*TASK DIRECTIONS*: Reproduce all records exactly.

(Saved data entries)
● ● ● ●

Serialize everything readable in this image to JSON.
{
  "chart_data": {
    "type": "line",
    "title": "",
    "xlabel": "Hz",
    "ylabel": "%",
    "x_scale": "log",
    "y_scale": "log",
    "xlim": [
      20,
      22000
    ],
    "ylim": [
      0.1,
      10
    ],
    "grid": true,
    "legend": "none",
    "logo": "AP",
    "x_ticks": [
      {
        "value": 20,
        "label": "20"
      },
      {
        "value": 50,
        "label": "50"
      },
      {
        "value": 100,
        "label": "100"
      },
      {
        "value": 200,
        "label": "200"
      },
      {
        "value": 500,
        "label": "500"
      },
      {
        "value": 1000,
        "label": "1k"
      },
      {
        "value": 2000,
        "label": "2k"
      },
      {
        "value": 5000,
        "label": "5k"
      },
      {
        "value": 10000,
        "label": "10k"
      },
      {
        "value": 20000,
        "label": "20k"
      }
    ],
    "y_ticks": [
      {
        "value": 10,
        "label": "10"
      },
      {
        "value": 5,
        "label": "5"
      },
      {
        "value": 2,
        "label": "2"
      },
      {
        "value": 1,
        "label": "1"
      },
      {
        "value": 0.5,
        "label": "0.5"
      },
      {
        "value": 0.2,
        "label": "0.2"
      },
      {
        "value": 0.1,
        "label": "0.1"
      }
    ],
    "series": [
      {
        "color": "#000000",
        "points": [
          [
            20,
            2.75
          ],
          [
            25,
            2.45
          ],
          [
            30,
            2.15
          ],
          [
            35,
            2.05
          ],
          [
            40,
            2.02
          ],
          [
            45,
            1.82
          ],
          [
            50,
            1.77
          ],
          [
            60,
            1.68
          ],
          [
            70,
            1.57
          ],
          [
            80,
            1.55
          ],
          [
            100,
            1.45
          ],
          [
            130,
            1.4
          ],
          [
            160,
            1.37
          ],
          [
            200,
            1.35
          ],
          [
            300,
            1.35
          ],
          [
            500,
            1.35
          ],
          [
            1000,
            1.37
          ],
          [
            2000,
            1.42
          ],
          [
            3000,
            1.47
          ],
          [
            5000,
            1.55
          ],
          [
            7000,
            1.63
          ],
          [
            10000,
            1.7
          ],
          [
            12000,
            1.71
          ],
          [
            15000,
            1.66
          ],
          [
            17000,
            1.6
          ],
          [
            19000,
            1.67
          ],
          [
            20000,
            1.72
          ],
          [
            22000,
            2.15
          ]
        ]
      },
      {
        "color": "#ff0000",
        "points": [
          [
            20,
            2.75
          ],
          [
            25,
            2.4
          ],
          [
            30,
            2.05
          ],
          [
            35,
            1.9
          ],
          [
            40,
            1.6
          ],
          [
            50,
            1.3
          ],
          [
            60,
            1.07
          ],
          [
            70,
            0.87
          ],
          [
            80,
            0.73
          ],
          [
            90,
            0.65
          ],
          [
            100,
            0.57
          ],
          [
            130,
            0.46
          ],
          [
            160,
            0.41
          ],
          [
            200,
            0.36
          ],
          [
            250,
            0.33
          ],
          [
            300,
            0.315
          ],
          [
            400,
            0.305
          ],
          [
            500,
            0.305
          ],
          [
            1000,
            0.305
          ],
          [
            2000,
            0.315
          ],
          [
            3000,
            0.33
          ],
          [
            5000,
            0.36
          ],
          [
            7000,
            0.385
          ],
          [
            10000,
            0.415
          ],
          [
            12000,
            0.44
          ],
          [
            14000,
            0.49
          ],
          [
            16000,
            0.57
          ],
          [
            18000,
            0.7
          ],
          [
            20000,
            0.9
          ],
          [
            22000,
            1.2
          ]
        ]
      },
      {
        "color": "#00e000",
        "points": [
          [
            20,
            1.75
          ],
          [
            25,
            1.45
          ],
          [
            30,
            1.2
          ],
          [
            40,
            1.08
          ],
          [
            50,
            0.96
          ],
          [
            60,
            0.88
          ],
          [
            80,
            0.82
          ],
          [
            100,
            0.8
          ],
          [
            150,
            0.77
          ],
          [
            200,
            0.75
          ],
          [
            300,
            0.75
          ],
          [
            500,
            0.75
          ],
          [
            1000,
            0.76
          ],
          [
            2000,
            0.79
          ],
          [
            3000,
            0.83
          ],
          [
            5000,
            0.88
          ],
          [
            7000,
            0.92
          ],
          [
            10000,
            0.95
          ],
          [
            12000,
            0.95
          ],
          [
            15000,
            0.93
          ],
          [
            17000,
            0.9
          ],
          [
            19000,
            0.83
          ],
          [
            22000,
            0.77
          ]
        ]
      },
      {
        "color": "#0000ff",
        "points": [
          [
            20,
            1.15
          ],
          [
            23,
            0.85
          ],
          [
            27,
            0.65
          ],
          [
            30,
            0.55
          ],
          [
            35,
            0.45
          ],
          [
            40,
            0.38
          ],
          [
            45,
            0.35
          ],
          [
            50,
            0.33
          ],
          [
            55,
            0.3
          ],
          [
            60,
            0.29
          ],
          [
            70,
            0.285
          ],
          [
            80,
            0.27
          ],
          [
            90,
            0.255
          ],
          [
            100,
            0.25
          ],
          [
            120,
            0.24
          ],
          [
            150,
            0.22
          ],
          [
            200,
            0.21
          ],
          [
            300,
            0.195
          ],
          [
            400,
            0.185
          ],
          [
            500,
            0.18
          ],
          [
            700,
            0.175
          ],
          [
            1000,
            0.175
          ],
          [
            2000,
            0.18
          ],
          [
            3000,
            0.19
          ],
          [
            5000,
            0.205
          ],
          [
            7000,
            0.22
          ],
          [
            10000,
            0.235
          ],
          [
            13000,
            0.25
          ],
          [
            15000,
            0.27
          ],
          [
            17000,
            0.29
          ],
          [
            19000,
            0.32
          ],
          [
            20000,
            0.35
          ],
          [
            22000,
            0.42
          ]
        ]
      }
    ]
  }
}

● ● ● ●

*RESULT OF THE EXERCISE*:
Serialize everything readable in this image to JSON.
{
  "chart_data": {
    "type": "line",
    "title": "",
    "xlabel": "Hz",
    "ylabel": "%",
    "x_scale": "log",
    "y_scale": "log",
    "xlim": [
      20,
      22000
    ],
    "ylim": [
      0.1,
      10
    ],
    "grid": true,
    "legend": "none",
    "logo": "AP",
    "x_ticks": [
      {
        "value": 20,
        "label": "20"
      },
      {
        "value": 50,
        "label": "50"
      },
      {
        "value": 100,
        "label": "100"
      },
      {
        "value": 200,
        "label": "200"
      },
      {
        "value": 500,
        "label": "500"
      },
      {
        "value": 1000,
        "label": "1k"
      },
      {
        "value": 2000,
        "label": "2k"
      },
      {
        "value": 5000,
        "label": "5k"
      },
      {
        "value": 10000,
        "label": "10k"
      },
      {
        "value": 20000,
        "label": "20k"
      }
    ],
    "y_ticks": [
      {
        "value": 10,
        "label": "10"
      },
      {
        "value": 5,
        "label": "5"
      },
      {
        "value": 2,
        "label": "2"
      },
      {
        "value": 1,
        "label": "1"
      },
      {
        "value": 0.5,
        "label": "0.5"
      },
      {
        "value": 0.2,
        "label": "0.2"
      },
      {
        "value": 0.1,
        "label": "0.1"
      }
    ],
    "series": [
      {
        "color": "#000000",
        "points": [
          [
            20,
            2.75
          ],
          [
            25,
            2.45
          ],
          [
            30,
            2.15
          ],
          [
            35,
            2.05
          ],
          [
            40,
            2.02
          ],
          [
            45,
            1.82
          ],
          [
            50,
            1.77
          ],
          [
            60,
            1.68
          ],
          [
            70,
            1.57
          ],
          [
            80,
            1.55
          ],
          [
            100,
            1.45
          ],
          [
            130,
            1.4
          ],
          [
            160,
            1.37
          ],
          [
            200,
            1.35
          ],
          [
            300,
            1.35
          ],
          [
            500,
            1.35
          ],
          [
            1000,
            1.37
          ],
          [
            2000,
            1.42
          ],
          [
            3000,
            1.47
          ],
          [
            5000,
            1.55
          ],
          [
            7000,
            1.63
          ],
          [
            10000,
            1.7
          ],
          [
            12000,
            1.71
          ],
          [
            15000,
            1.66
          ],
          [
            17000,
            1.6
          ],
          [
            19000,
            1.67
          ],
          [
            20000,
            1.72
          ],
          [
            22000,
            2.15
          ]
        ]
      },
      {
        "color": "#ff0000",
        "points": [
          [
            20,
            2.75
          ],
          [
            25,
            2.4
          ],
          [
            30,
            2.05
          ],
          [
            35,
            1.9
          ],
          [
            40,
            1.6
          ],
          [
            50,
            1.3
          ],
          [
            60,
            1.07
          ],
          [
            70,
            0.87
          ],
          [
            80,
            0.73
          ],
          [
            90,
            0.65
          ],
          [
            100,
            0.57
          ],
          [
            130,
            0.46
          ],
          [
            160,
            0.41
          ],
          [
            200,
            0.36
          ],
          [
            250,
            0.33
          ],
          [
            300,
            0.315
          ],
          [
            400,
            0.305
          ],
          [
            500,
            0.305
          ],
          [
            1000,
            0.305
          ],
          [
            2000,
            0.315
          ],
          [
            3000,
            0.33
          ],
          [
            5000,
            0.36
          ],
          [
            7000,
            0.385
          ],
          [
            10000,
            0.415
          ],
          [
            12000,
            0.44
          ],
          [
            14000,
            0.49
          ],
          [
            16000,
            0.57
          ],
          [
            18000,
            0.7
          ],
          [
            20000,
            0.9
          ],
          [
            22000,
            1.2
          ]
        ]
      },
      {
        "color": "#00e000",
        "points": [
          [
            20,
            1.75
          ],
          [
            25,
            1.45
          ],
          [
            30,
            1.2
          ],
          [
            40,
            1.08
          ],
          [
            50,
            0.96
          ],
          [
            60,
            0.88
          ],
          [
            80,
            0.82
          ],
          [
            100,
            0.8
          ],
          [
            150,
            0.77
          ],
          [
            200,
            0.75
          ],
          [
            300,
            0.75
          ],
          [
            500,
            0.75
          ],
          [
            1000,
            0.76
          ],
          [
            2000,
            0.79
          ],
          [
            3000,
            0.83
          ],
          [
            5000,
            0.88
          ],
          [
            7000,
            0.92
          ],
          [
            10000,
            0.95
          ],
          [
            12000,
            0.95
          ],
          [
            15000,
            0.93
          ],
          [
            17000,
            0.9
          ],
          [
            19000,
            0.83
          ],
          [
            22000,
            0.77
          ]
        ]
      },
      {
        "color": "#0000ff",
        "points": [
          [
            20,
            1.15
          ],
          [
            23,
            0.85
          ],
          [
            27,
            0.65
          ],
          [
            30,
            0.55
          ],
          [
            35,
            0.45
          ],
          [
            40,
            0.38
          ],
          [
            45,
            0.35
          ],
          [
            50,
            0.33
          ],
          [
            55,
            0.3
          ],
          [
            60,
            0.29
          ],
          [
            70,
            0.285
          ],
          [
            80,
            0.27
          ],
          [
            90,
            0.255
          ],
          [
            100,
            0.25
          ],
          [
            120,
            0.24
          ],
          [
            150,
            0.22
          ],
          [
            200,
            0.21
          ],
          [
            300,
            0.195
          ],
          [
            400,
            0.185
          ],
          [
            500,
            0.18
          ],
          [
            700,
            0.175
          ],
          [
            1000,
            0.175
          ],
          [
            2000,
            0.18
          ],
          [
            3000,
            0.19
          ],
          [
            5000,
            0.205
          ],
          [
            7000,
            0.22
          ],
          [
            10000,
            0.235
          ],
          [
            13000,
            0.25
          ],
          [
            15000,
            0.27
          ],
          [
            17000,
            0.29
          ],
          [
            19000,
            0.32
          ],
          [
            20000,
            0.35
          ],
          [
            22000,
            0.42
          ]
        ]
      }
    ]
  }
}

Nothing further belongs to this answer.